======== Supplied records

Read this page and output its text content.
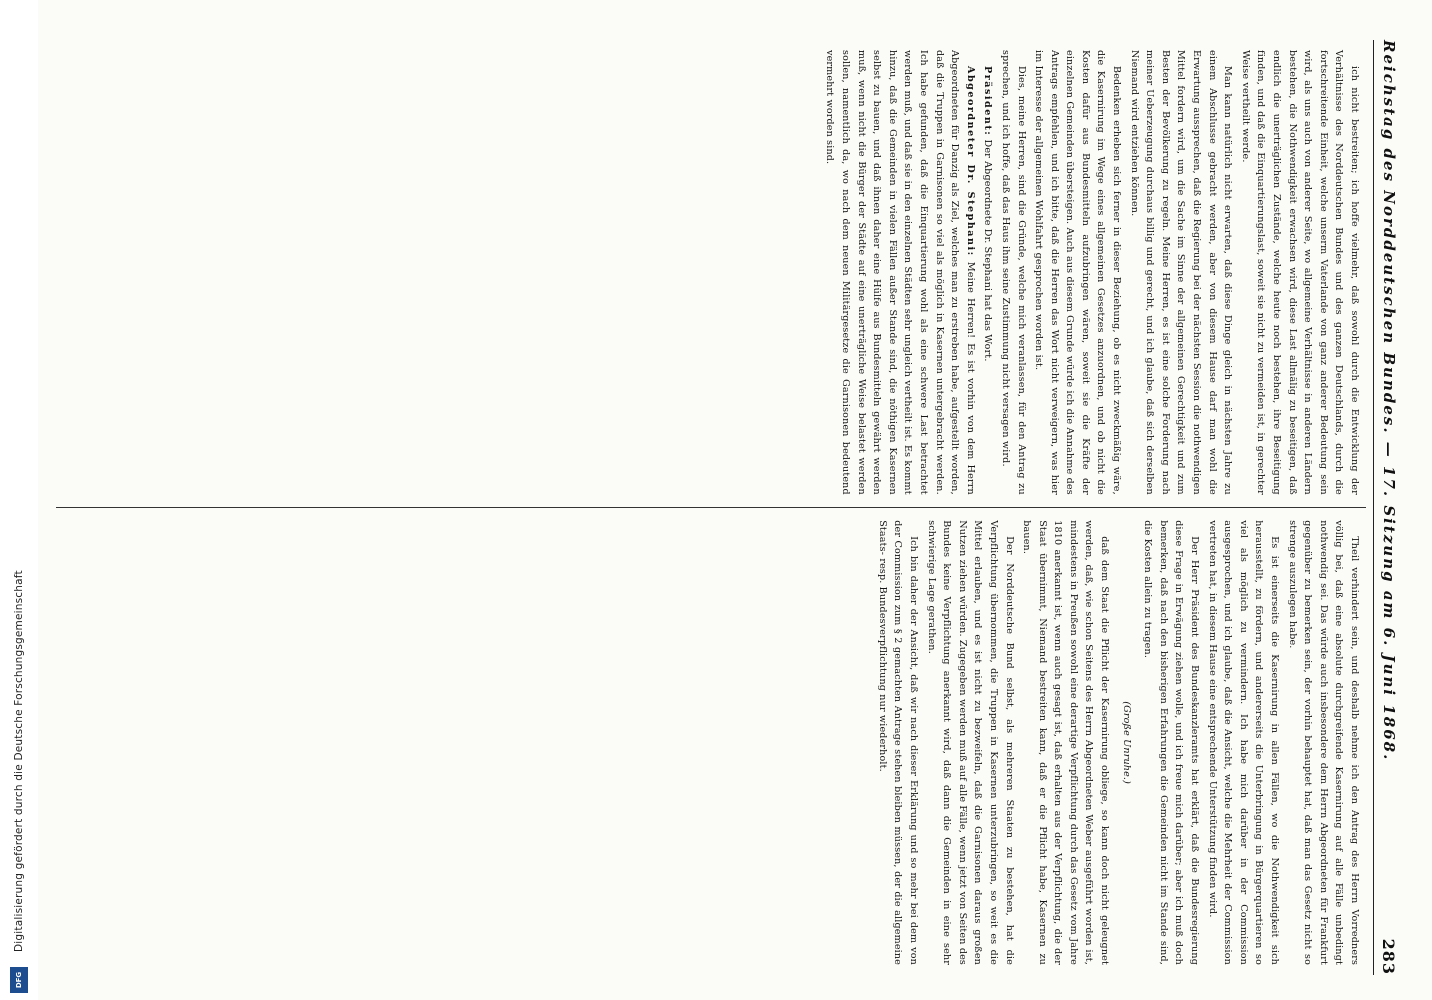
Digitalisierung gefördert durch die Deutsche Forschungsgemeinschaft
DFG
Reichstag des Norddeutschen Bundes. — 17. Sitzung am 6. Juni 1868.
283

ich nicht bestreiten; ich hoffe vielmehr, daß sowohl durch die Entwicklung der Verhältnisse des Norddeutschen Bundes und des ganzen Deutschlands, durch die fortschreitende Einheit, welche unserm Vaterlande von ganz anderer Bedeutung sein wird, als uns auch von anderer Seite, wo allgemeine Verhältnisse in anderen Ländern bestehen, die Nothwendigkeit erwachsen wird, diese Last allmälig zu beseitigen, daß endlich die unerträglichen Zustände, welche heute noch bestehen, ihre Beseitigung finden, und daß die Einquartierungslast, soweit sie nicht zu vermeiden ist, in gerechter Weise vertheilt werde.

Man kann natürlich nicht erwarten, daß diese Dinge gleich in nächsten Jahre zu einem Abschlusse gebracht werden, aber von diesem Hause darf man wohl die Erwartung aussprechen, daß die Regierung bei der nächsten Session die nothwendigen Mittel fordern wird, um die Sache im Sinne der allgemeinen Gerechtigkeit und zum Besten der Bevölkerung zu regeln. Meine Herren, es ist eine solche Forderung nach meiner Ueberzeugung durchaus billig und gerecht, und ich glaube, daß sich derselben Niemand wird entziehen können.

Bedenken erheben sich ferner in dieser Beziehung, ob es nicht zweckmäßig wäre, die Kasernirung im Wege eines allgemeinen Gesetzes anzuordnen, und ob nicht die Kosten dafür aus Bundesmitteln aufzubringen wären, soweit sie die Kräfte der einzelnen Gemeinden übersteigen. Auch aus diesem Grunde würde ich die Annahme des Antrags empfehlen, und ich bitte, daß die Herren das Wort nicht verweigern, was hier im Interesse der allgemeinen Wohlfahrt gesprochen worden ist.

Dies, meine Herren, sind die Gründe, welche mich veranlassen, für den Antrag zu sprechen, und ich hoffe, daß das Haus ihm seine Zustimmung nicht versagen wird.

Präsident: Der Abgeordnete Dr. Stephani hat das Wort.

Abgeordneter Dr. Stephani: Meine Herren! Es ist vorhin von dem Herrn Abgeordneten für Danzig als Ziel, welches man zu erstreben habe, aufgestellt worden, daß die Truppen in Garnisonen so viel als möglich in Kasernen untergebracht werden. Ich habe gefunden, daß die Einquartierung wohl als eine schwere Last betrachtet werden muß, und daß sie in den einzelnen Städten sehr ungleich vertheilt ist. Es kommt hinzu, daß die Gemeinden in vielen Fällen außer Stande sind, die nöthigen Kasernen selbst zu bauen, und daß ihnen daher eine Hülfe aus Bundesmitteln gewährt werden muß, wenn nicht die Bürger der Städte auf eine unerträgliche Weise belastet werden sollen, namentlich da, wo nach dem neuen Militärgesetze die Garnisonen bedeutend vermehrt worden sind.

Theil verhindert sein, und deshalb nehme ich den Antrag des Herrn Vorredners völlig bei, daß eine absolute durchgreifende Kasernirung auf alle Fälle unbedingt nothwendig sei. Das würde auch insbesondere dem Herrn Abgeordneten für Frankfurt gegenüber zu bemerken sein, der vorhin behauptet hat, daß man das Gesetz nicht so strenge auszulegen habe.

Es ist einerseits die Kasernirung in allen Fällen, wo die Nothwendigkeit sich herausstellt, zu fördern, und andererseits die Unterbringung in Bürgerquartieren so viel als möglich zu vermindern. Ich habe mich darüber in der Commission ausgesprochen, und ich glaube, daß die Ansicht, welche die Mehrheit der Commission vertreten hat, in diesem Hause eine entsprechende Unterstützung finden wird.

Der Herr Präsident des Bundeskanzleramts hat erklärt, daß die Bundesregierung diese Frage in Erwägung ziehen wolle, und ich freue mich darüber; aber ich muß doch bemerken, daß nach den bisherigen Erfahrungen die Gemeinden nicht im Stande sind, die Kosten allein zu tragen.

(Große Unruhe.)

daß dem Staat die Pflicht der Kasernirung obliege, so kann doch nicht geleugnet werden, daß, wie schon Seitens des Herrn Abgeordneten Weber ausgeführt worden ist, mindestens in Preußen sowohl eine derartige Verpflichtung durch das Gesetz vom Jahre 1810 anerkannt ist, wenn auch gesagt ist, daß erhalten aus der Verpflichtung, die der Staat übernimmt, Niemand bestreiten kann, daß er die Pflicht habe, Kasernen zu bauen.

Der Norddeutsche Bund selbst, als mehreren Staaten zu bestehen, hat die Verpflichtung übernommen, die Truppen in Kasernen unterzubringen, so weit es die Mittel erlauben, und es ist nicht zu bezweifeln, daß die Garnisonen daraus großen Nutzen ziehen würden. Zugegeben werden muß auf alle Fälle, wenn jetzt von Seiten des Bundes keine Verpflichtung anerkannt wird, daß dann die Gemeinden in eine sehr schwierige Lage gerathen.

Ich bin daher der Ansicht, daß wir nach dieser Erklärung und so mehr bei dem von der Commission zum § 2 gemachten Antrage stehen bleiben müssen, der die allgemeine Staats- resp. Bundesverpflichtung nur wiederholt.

================

Copy every single line of the material above that holds "wenn".

Abgeordneter Dr. Stephani: Meine Herren! Es ist vorhin von dem Herrn Abgeordneten für Danzig als Ziel, welches man zu erstreben habe, aufgestellt worden, daß die Truppen in Garnisonen so viel als möglich in Kasernen untergebracht werden. Ich habe gefunden, daß die Einquartierung wohl als eine schwere Last betrachtet werden muß, und daß sie in den einzelnen Städten sehr ungleich vertheilt ist. Es kommt hinzu, daß die Gemeinden in vielen Fällen außer Stande sind, die nöthigen Kasernen selbst zu bauen, und daß ihnen daher eine Hülfe aus Bundesmitteln gewährt werden muß, wenn nicht die Bürger der Städte auf eine unerträgliche Weise belastet werden sollen, namentlich da, wo nach dem neuen Militärgesetze die Garnisonen bedeutend vermehrt worden sind.
daß dem Staat die Pflicht der Kasernirung obliege, so kann doch nicht geleugnet werden, daß, wie schon Seitens des Herrn Abgeordneten Weber ausgeführt worden ist, mindestens in Preußen sowohl eine derartige Verpflichtung durch das Gesetz vom Jahre 1810 anerkannt ist, wenn auch gesagt ist, daß erhalten aus der Verpflichtung, die der Staat übernimmt, Niemand bestreiten kann, daß er die Pflicht habe, Kasernen zu bauen.
Der Norddeutsche Bund selbst, als mehreren Staaten zu bestehen, hat die Verpflichtung übernommen, die Truppen in Kasernen unterzubringen, so weit es die Mittel erlauben, und es ist nicht zu bezweifeln, daß die Garnisonen daraus großen Nutzen ziehen würden. Zugegeben werden muß auf alle Fälle, wenn jetzt von Seiten des Bundes keine Verpflichtung anerkannt wird, daß dann die Gemeinden in eine sehr schwierige Lage gerathen.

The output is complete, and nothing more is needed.